Reproduce the listing below character for character; drop every image.

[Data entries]
◆ ◆ ◆ ◆

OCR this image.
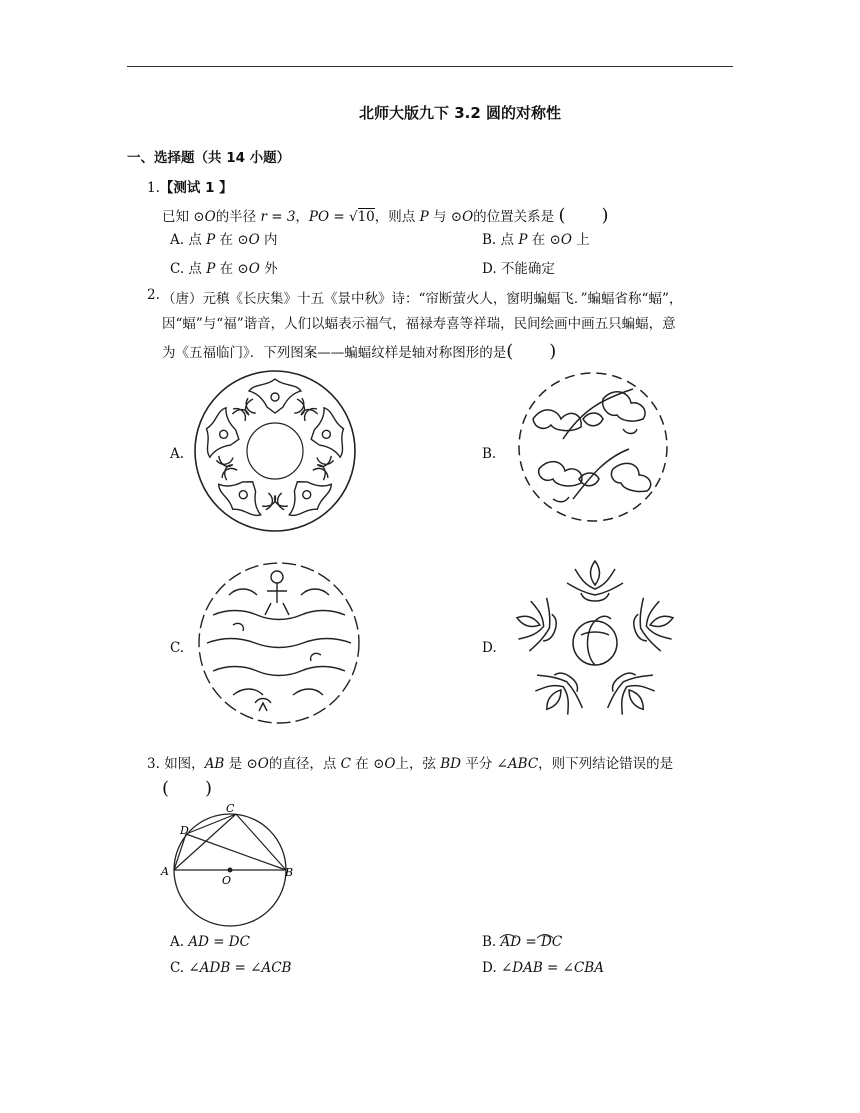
北师大版九下 3.2 圆的对称性
一、选择题（共 14 小题）
1.【测试 1 】
已知 ⊙O的半径 r = 3，PO = √10，则点 P 与 ⊙O的位置关系是 (　　)
A. 点 P 在 ⊙O 内	B. 点 P 在 ⊙O 上
C. 点 P 在 ⊙O 外	D. 不能确定
2. （唐）元稹《长庆集》十五《景中秋》诗：“帘断萤火人，窗明蝙蝠飞．”蝙蝠省称“蝠”，
因“蝠”与“福”谐音，人们以蝠表示福气，福禄寿喜等祥瑞，民间绘画中画五只蝙蝠，意
为《五福临门》．下列图案——蝙蝠纹样是轴对称图形的是(　　)
A.	B.
C.	D.
3. 如图，AB 是 ⊙O的直径，点 C 在 ⊙O上，弦 BD 平分 ∠ABC，则下列结论错误的是
(　　)
A	B
C
D
O
A. AD = DC	B. AD = DC
C. ∠ADB = ∠ACB	D. ∠DAB = ∠CBA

◆ ◆ ◆ ◆

EXPECTED OUTPUT:
OCR this image.
北师大版九下 3.2 圆的对称性
一、选择题（共 14 小题）
1.【测试 1 】
已知 ⊙O的半径 r = 3，PO = √10，则点 P 与 ⊙O的位置关系是 (　　)
A. 点 P 在 ⊙O 内	B. 点 P 在 ⊙O 上
C. 点 P 在 ⊙O 外	D. 不能确定
2. （唐）元稹《长庆集》十五《景中秋》诗：“帘断萤火人，窗明蝙蝠飞．”蝙蝠省称“蝠”，
因“蝠”与“福”谐音，人们以蝠表示福气，福禄寿喜等祥瑞，民间绘画中画五只蝙蝠，意
为《五福临门》．下列图案——蝙蝠纹样是轴对称图形的是(　　)
A.	B.
C.	D.
3. 如图，AB 是 ⊙O的直径，点 C 在 ⊙O上，弦 BD 平分 ∠ABC，则下列结论错误的是
(　　)
A	B
C
D
O
A. AD = DC	B. AD = DC
C. ∠ADB = ∠ACB	D. ∠DAB = ∠CBA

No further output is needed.